GIVEN EXERCISE:
Please write out the complete listing that follows, exactly as it reads.

((

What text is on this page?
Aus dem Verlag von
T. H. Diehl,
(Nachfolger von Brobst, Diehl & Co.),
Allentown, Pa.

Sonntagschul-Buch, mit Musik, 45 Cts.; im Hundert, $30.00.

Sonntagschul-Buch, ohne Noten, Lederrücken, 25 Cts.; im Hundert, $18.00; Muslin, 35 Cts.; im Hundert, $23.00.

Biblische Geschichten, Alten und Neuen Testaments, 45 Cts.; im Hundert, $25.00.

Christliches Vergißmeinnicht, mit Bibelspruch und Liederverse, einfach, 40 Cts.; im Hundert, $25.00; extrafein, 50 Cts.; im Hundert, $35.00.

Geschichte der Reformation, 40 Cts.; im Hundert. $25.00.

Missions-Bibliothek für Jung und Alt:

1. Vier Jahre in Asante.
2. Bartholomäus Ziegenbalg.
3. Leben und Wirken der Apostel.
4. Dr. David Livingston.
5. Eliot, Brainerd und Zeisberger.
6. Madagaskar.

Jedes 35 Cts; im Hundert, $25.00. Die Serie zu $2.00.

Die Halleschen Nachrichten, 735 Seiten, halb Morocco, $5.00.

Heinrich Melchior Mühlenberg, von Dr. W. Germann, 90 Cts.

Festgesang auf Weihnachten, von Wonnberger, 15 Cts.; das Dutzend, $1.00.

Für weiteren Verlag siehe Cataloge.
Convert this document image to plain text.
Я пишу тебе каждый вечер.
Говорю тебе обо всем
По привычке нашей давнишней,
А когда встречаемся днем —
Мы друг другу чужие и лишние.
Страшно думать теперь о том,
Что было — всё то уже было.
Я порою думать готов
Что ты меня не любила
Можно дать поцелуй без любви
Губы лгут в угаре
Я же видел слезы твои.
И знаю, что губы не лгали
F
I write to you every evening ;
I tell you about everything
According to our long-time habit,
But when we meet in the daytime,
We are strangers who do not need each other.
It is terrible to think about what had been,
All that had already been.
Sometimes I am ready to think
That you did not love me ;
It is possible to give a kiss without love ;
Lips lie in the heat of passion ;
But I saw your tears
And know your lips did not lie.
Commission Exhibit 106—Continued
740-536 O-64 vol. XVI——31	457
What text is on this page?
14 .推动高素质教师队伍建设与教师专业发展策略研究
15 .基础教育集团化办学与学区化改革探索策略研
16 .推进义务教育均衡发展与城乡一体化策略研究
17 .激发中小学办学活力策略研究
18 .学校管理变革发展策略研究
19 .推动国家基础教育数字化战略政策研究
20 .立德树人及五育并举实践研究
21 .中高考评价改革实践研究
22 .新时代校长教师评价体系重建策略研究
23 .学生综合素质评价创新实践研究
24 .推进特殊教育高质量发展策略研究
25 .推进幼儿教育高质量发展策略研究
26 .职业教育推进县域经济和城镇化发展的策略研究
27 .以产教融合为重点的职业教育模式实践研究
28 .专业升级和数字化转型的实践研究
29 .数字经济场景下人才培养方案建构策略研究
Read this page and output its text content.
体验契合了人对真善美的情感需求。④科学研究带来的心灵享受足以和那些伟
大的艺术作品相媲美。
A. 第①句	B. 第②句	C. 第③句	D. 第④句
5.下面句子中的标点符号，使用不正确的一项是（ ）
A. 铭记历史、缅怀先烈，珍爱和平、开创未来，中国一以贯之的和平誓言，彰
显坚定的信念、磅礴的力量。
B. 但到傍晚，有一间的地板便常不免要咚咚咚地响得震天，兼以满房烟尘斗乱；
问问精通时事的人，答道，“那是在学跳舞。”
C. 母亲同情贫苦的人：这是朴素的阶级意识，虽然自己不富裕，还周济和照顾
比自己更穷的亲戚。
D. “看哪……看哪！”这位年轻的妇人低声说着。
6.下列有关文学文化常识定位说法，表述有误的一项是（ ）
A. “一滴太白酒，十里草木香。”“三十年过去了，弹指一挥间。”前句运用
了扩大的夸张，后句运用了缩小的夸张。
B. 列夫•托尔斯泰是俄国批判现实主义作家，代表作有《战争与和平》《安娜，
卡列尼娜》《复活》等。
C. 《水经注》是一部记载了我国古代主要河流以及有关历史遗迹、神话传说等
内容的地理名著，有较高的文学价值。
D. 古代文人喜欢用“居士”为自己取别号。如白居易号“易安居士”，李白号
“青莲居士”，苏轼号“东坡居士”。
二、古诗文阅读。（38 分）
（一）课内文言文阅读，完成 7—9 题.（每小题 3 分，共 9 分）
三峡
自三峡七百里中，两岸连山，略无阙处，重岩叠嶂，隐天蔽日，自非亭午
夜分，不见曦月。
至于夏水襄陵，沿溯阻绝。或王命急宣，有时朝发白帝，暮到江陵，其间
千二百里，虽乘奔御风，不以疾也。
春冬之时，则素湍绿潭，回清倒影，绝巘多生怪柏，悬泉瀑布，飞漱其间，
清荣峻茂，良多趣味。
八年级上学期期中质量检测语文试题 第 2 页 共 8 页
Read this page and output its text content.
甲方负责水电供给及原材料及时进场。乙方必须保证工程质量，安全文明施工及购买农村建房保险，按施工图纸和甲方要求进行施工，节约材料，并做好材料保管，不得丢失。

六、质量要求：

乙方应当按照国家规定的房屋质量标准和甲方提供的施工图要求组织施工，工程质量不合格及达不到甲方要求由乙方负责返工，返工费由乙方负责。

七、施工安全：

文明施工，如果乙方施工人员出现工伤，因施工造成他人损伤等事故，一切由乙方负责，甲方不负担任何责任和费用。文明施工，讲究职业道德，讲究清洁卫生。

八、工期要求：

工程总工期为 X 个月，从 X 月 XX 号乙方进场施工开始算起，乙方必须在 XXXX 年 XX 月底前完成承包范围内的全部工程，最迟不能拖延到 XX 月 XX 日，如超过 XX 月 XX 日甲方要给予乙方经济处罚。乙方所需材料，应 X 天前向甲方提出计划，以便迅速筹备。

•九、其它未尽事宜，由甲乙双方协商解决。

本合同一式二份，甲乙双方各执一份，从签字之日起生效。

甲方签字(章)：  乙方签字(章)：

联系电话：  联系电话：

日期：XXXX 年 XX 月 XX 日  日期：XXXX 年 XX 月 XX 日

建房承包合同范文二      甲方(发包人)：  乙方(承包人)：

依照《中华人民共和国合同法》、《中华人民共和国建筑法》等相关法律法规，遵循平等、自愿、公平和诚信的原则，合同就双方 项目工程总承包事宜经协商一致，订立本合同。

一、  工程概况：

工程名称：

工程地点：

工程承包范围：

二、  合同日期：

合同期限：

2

))

FINAL RESULT:
What text is on this page?
Aus dem Verlag von
T. H. Diehl,
(Nachfolger von Brobst, Diehl & Co.),
Allentown, Pa.

Sonntagschul-Buch, mit Musik, 45 Cts.; im Hundert, $30.00.

Sonntagschul-Buch, ohne Noten, Lederrücken, 25 Cts.; im Hundert, $18.00; Muslin, 35 Cts.; im Hundert, $23.00.

Biblische Geschichten, Alten und Neuen Testaments, 45 Cts.; im Hundert, $25.00.

Christliches Vergißmeinnicht, mit Bibelspruch und Liederverse, einfach, 40 Cts.; im Hundert, $25.00; extrafein, 50 Cts.; im Hundert, $35.00.

Geschichte der Reformation, 40 Cts.; im Hundert. $25.00.

Missions-Bibliothek für Jung und Alt:

1. Vier Jahre in Asante.
2. Bartholomäus Ziegenbalg.
3. Leben und Wirken der Apostel.
4. Dr. David Livingston.
5. Eliot, Brainerd und Zeisberger.
6. Madagaskar.

Jedes 35 Cts; im Hundert, $25.00. Die Serie zu $2.00.

Die Halleschen Nachrichten, 735 Seiten, halb Morocco, $5.00.

Heinrich Melchior Mühlenberg, von Dr. W. Germann, 90 Cts.

Festgesang auf Weihnachten, von Wonnberger, 15 Cts.; das Dutzend, $1.00.

Für weiteren Verlag siehe Cataloge.
Convert this document image to plain text.
Я пишу тебе каждый вечер.
Говорю тебе обо всем
По привычке нашей давнишней,
А когда встречаемся днем —
Мы друг другу чужие и лишние.
Страшно думать теперь о том,
Что было — всё то уже было.
Я порою думать готов
Что ты меня не любила
Можно дать поцелуй без любви
Губы лгут в угаре
Я же видел слезы твои.
И знаю, что губы не лгали
F
I write to you every evening ;
I tell you about everything
According to our long-time habit,
But when we meet in the daytime,
We are strangers who do not need each other.
It is terrible to think about what had been,
All that had already been.
Sometimes I am ready to think
That you did not love me ;
It is possible to give a kiss without love ;
Lips lie in the heat of passion ;
But I saw your tears
And know your lips did not lie.
Commission Exhibit 106—Continued
740-536 O-64 vol. XVI——31	457
What text is on this page?
14 .推动高素质教师队伍建设与教师专业发展策略研究
15 .基础教育集团化办学与学区化改革探索策略研
16 .推进义务教育均衡发展与城乡一体化策略研究
17 .激发中小学办学活力策略研究
18 .学校管理变革发展策略研究
19 .推动国家基础教育数字化战略政策研究
20 .立德树人及五育并举实践研究
21 .中高考评价改革实践研究
22 .新时代校长教师评价体系重建策略研究
23 .学生综合素质评价创新实践研究
24 .推进特殊教育高质量发展策略研究
25 .推进幼儿教育高质量发展策略研究
26 .职业教育推进县域经济和城镇化发展的策略研究
27 .以产教融合为重点的职业教育模式实践研究
28 .专业升级和数字化转型的实践研究
29 .数字经济场景下人才培养方案建构策略研究
Read this page and output its text content.
体验契合了人对真善美的情感需求。④科学研究带来的心灵享受足以和那些伟
大的艺术作品相媲美。
A. 第①句	B. 第②句	C. 第③句	D. 第④句
5.下面句子中的标点符号，使用不正确的一项是（ ）
A. 铭记历史、缅怀先烈，珍爱和平、开创未来，中国一以贯之的和平誓言，彰
显坚定的信念、磅礴的力量。
B. 但到傍晚，有一间的地板便常不免要咚咚咚地响得震天，兼以满房烟尘斗乱；
问问精通时事的人，答道，“那是在学跳舞。”
C. 母亲同情贫苦的人：这是朴素的阶级意识，虽然自己不富裕，还周济和照顾
比自己更穷的亲戚。
D. “看哪……看哪！”这位年轻的妇人低声说着。
6.下列有关文学文化常识定位说法，表述有误的一项是（ ）
A. “一滴太白酒，十里草木香。”“三十年过去了，弹指一挥间。”前句运用
了扩大的夸张，后句运用了缩小的夸张。
B. 列夫•托尔斯泰是俄国批判现实主义作家，代表作有《战争与和平》《安娜，
卡列尼娜》《复活》等。
C. 《水经注》是一部记载了我国古代主要河流以及有关历史遗迹、神话传说等
内容的地理名著，有较高的文学价值。
D. 古代文人喜欢用“居士”为自己取别号。如白居易号“易安居士”，李白号
“青莲居士”，苏轼号“东坡居士”。
二、古诗文阅读。（38 分）
（一）课内文言文阅读，完成 7—9 题.（每小题 3 分，共 9 分）
三峡
自三峡七百里中，两岸连山，略无阙处，重岩叠嶂，隐天蔽日，自非亭午
夜分，不见曦月。
至于夏水襄陵，沿溯阻绝。或王命急宣，有时朝发白帝，暮到江陵，其间
千二百里，虽乘奔御风，不以疾也。
春冬之时，则素湍绿潭，回清倒影，绝巘多生怪柏，悬泉瀑布，飞漱其间，
清荣峻茂，良多趣味。
八年级上学期期中质量检测语文试题 第 2 页 共 8 页
Read this page and output its text content.
甲方负责水电供给及原材料及时进场。乙方必须保证工程质量，安全文明施工及购买农村建房保险，按施工图纸和甲方要求进行施工，节约材料，并做好材料保管，不得丢失。

六、质量要求：

乙方应当按照国家规定的房屋质量标准和甲方提供的施工图要求组织施工，工程质量不合格及达不到甲方要求由乙方负责返工，返工费由乙方负责。

七、施工安全：

文明施工，如果乙方施工人员出现工伤，因施工造成他人损伤等事故，一切由乙方负责，甲方不负担任何责任和费用。文明施工，讲究职业道德，讲究清洁卫生。

八、工期要求：

工程总工期为 X 个月，从 X 月 XX 号乙方进场施工开始算起，乙方必须在 XXXX 年 XX 月底前完成承包范围内的全部工程，最迟不能拖延到 XX 月 XX 日，如超过 XX 月 XX 日甲方要给予乙方经济处罚。乙方所需材料，应 X 天前向甲方提出计划，以便迅速筹备。

•九、其它未尽事宜，由甲乙双方协商解决。

本合同一式二份，甲乙双方各执一份，从签字之日起生效。

甲方签字(章)：  乙方签字(章)：

联系电话：  联系电话：

日期：XXXX 年 XX 月 XX 日  日期：XXXX 年 XX 月 XX 日

建房承包合同范文二      甲方(发包人)：  乙方(承包人)：

依照《中华人民共和国合同法》、《中华人民共和国建筑法》等相关法律法规，遵循平等、自愿、公平和诚信的原则，合同就双方 项目工程总承包事宜经协商一致，订立本合同。

一、  工程概况：

工程名称：

工程地点：

工程承包范围：

二、  合同日期：

合同期限：

2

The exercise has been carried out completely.